→ MATERIAL SUPPLIED
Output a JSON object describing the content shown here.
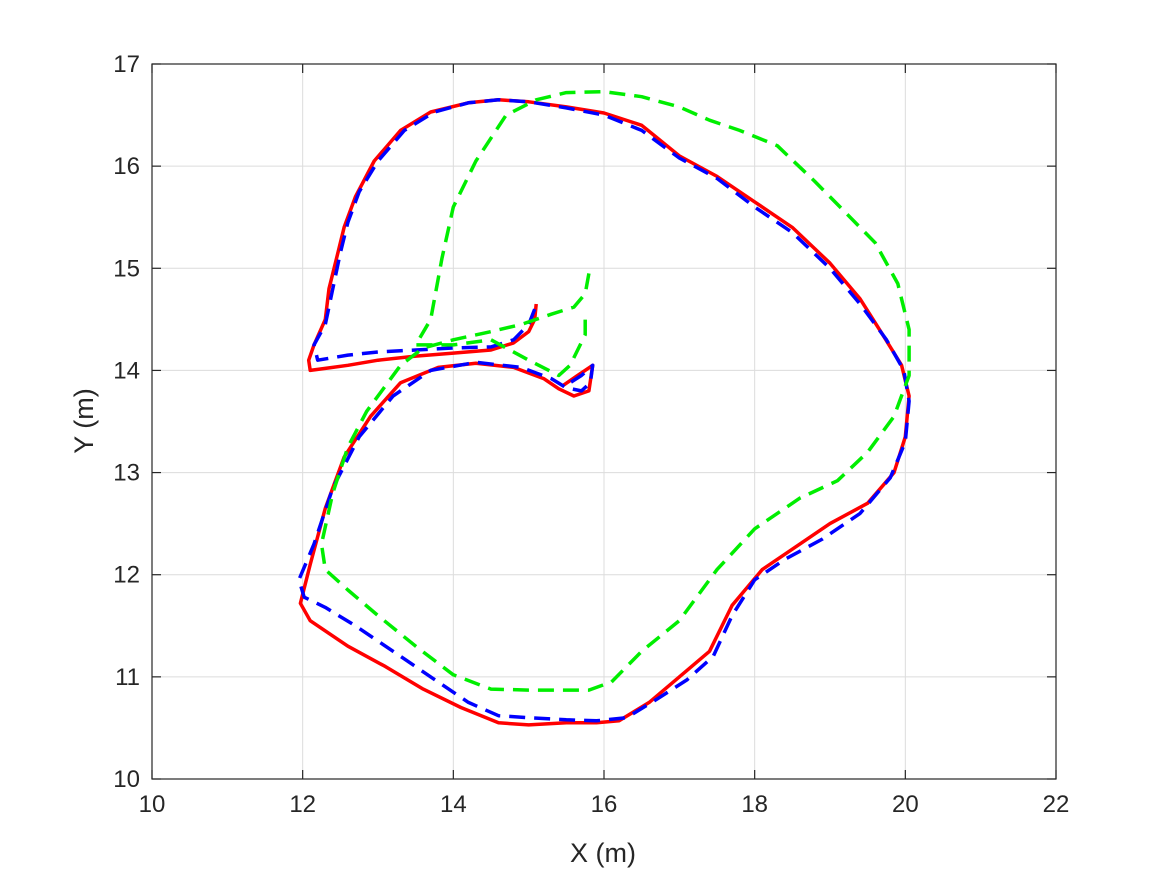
{
  "chart_data": {
    "type": "line",
    "title": "",
    "xlabel": "X (m)",
    "ylabel": "Y (m)",
    "xlim": [
      10,
      22
    ],
    "ylim": [
      10,
      17
    ],
    "xticks": [
      "10",
      "12",
      "14",
      "16",
      "18",
      "20",
      "22"
    ],
    "yticks": [
      "10",
      "11",
      "12",
      "13",
      "14",
      "15",
      "16",
      "17"
    ],
    "grid": true,
    "legend": "none",
    "series": [
      {
        "color": "#ff0000",
        "style": "solid",
        "points": [
          [
            15.1,
            14.65
          ],
          [
            15.08,
            14.5
          ],
          [
            15.0,
            14.38
          ],
          [
            14.8,
            14.27
          ],
          [
            14.5,
            14.2
          ],
          [
            14.0,
            14.17
          ],
          [
            13.5,
            14.14
          ],
          [
            13.0,
            14.1
          ],
          [
            12.6,
            14.05
          ],
          [
            12.3,
            14.02
          ],
          [
            12.1,
            14.0
          ],
          [
            12.08,
            14.1
          ],
          [
            12.15,
            14.25
          ],
          [
            12.3,
            14.5
          ],
          [
            12.35,
            14.8
          ],
          [
            12.45,
            15.1
          ],
          [
            12.55,
            15.4
          ],
          [
            12.7,
            15.7
          ],
          [
            12.95,
            16.05
          ],
          [
            13.3,
            16.35
          ],
          [
            13.7,
            16.53
          ],
          [
            14.2,
            16.62
          ],
          [
            14.6,
            16.65
          ],
          [
            15.0,
            16.63
          ],
          [
            15.5,
            16.58
          ],
          [
            16.0,
            16.52
          ],
          [
            16.5,
            16.4
          ],
          [
            17.0,
            16.1
          ],
          [
            17.5,
            15.9
          ],
          [
            18.0,
            15.65
          ],
          [
            18.5,
            15.4
          ],
          [
            19.0,
            15.05
          ],
          [
            19.4,
            14.7
          ],
          [
            19.7,
            14.35
          ],
          [
            19.95,
            14.05
          ],
          [
            20.05,
            13.75
          ],
          [
            20.0,
            13.35
          ],
          [
            19.85,
            13.0
          ],
          [
            19.5,
            12.7
          ],
          [
            19.0,
            12.5
          ],
          [
            18.5,
            12.25
          ],
          [
            18.1,
            12.05
          ],
          [
            17.7,
            11.7
          ],
          [
            17.4,
            11.25
          ],
          [
            17.0,
            11.0
          ],
          [
            16.6,
            10.75
          ],
          [
            16.2,
            10.57
          ],
          [
            15.9,
            10.55
          ],
          [
            15.5,
            10.55
          ],
          [
            15.0,
            10.53
          ],
          [
            14.6,
            10.55
          ],
          [
            14.1,
            10.7
          ],
          [
            13.6,
            10.88
          ],
          [
            13.1,
            11.1
          ],
          [
            12.6,
            11.3
          ],
          [
            12.1,
            11.55
          ],
          [
            11.97,
            11.72
          ],
          [
            12.1,
            12.1
          ],
          [
            12.3,
            12.65
          ],
          [
            12.55,
            13.15
          ],
          [
            12.9,
            13.55
          ],
          [
            13.3,
            13.88
          ],
          [
            13.8,
            14.03
          ],
          [
            14.3,
            14.07
          ],
          [
            14.8,
            14.03
          ],
          [
            15.2,
            13.92
          ],
          [
            15.4,
            13.82
          ],
          [
            15.6,
            13.75
          ],
          [
            15.8,
            13.8
          ],
          [
            15.85,
            14.05
          ],
          [
            15.65,
            13.95
          ],
          [
            15.45,
            13.85
          ]
        ]
      },
      {
        "color": "#0000ff",
        "style": "dashed",
        "points": [
          [
            15.08,
            14.6
          ],
          [
            15.0,
            14.45
          ],
          [
            14.8,
            14.3
          ],
          [
            14.5,
            14.23
          ],
          [
            14.0,
            14.22
          ],
          [
            13.5,
            14.2
          ],
          [
            13.0,
            14.18
          ],
          [
            12.6,
            14.15
          ],
          [
            12.2,
            14.1
          ],
          [
            12.15,
            14.25
          ],
          [
            12.3,
            14.45
          ],
          [
            12.4,
            14.8
          ],
          [
            12.5,
            15.15
          ],
          [
            12.6,
            15.45
          ],
          [
            12.75,
            15.75
          ],
          [
            13.0,
            16.05
          ],
          [
            13.35,
            16.35
          ],
          [
            13.75,
            16.53
          ],
          [
            14.2,
            16.62
          ],
          [
            14.6,
            16.65
          ],
          [
            15.0,
            16.63
          ],
          [
            15.5,
            16.57
          ],
          [
            16.0,
            16.5
          ],
          [
            16.5,
            16.35
          ],
          [
            17.0,
            16.08
          ],
          [
            17.5,
            15.88
          ],
          [
            18.0,
            15.6
          ],
          [
            18.5,
            15.35
          ],
          [
            19.0,
            15.0
          ],
          [
            19.4,
            14.65
          ],
          [
            19.75,
            14.3
          ],
          [
            19.98,
            14.0
          ],
          [
            20.05,
            13.7
          ],
          [
            20.0,
            13.3
          ],
          [
            19.8,
            12.95
          ],
          [
            19.4,
            12.6
          ],
          [
            18.9,
            12.35
          ],
          [
            18.4,
            12.15
          ],
          [
            18.0,
            11.95
          ],
          [
            17.7,
            11.6
          ],
          [
            17.45,
            11.2
          ],
          [
            17.1,
            10.97
          ],
          [
            16.7,
            10.78
          ],
          [
            16.3,
            10.6
          ],
          [
            15.9,
            10.57
          ],
          [
            15.5,
            10.58
          ],
          [
            15.0,
            10.6
          ],
          [
            14.6,
            10.62
          ],
          [
            14.2,
            10.75
          ],
          [
            13.7,
            11.0
          ],
          [
            13.2,
            11.25
          ],
          [
            12.7,
            11.5
          ],
          [
            12.3,
            11.68
          ],
          [
            12.02,
            11.78
          ],
          [
            11.95,
            11.95
          ],
          [
            12.15,
            12.3
          ],
          [
            12.4,
            12.85
          ],
          [
            12.75,
            13.35
          ],
          [
            13.2,
            13.75
          ],
          [
            13.7,
            14.0
          ],
          [
            14.3,
            14.08
          ],
          [
            14.9,
            14.03
          ],
          [
            15.3,
            13.92
          ],
          [
            15.5,
            13.83
          ],
          [
            15.7,
            13.8
          ],
          [
            15.82,
            13.88
          ],
          [
            15.85,
            14.05
          ],
          [
            15.7,
            13.95
          ],
          [
            15.55,
            13.88
          ]
        ]
      },
      {
        "color": "#00ee00",
        "style": "dashed",
        "points": [
          [
            15.8,
            14.95
          ],
          [
            15.75,
            14.75
          ],
          [
            15.6,
            14.62
          ],
          [
            15.3,
            14.55
          ],
          [
            14.9,
            14.45
          ],
          [
            14.5,
            14.38
          ],
          [
            14.0,
            14.3
          ],
          [
            13.6,
            14.22
          ],
          [
            13.3,
            14.05
          ],
          [
            13.1,
            13.85
          ],
          [
            12.85,
            13.6
          ],
          [
            12.6,
            13.25
          ],
          [
            12.4,
            12.8
          ],
          [
            12.25,
            12.3
          ],
          [
            12.3,
            12.05
          ],
          [
            12.6,
            11.85
          ],
          [
            13.0,
            11.6
          ],
          [
            13.5,
            11.3
          ],
          [
            14.0,
            11.02
          ],
          [
            14.5,
            10.88
          ],
          [
            15.0,
            10.87
          ],
          [
            15.4,
            10.87
          ],
          [
            15.8,
            10.87
          ],
          [
            16.1,
            10.95
          ],
          [
            16.5,
            11.25
          ],
          [
            17.0,
            11.55
          ],
          [
            17.5,
            12.05
          ],
          [
            18.0,
            12.45
          ],
          [
            18.6,
            12.75
          ],
          [
            19.1,
            12.92
          ],
          [
            19.5,
            13.2
          ],
          [
            19.85,
            13.55
          ],
          [
            20.05,
            13.95
          ],
          [
            20.05,
            14.4
          ],
          [
            19.9,
            14.85
          ],
          [
            19.6,
            15.25
          ],
          [
            19.2,
            15.55
          ],
          [
            18.8,
            15.85
          ],
          [
            18.3,
            16.2
          ],
          [
            17.8,
            16.35
          ],
          [
            17.4,
            16.45
          ],
          [
            17.0,
            16.58
          ],
          [
            16.5,
            16.68
          ],
          [
            16.0,
            16.73
          ],
          [
            15.5,
            16.72
          ],
          [
            15.1,
            16.65
          ],
          [
            14.7,
            16.5
          ],
          [
            14.3,
            16.05
          ],
          [
            14.0,
            15.6
          ],
          [
            13.85,
            15.1
          ],
          [
            13.7,
            14.5
          ],
          [
            13.5,
            14.25
          ],
          [
            14.0,
            14.25
          ],
          [
            14.5,
            14.3
          ],
          [
            15.0,
            14.1
          ],
          [
            15.4,
            13.95
          ],
          [
            15.55,
            14.05
          ],
          [
            15.75,
            14.35
          ],
          [
            15.75,
            14.55
          ]
        ]
      }
    ]
  }
}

→ GIVEN EXERCISE
Go through the records and copy each line with "color" in it.

→ ANSWER FOR THE TASK
        "color": "#ff0000",
        "color": "#0000ff",
        "color": "#00ee00",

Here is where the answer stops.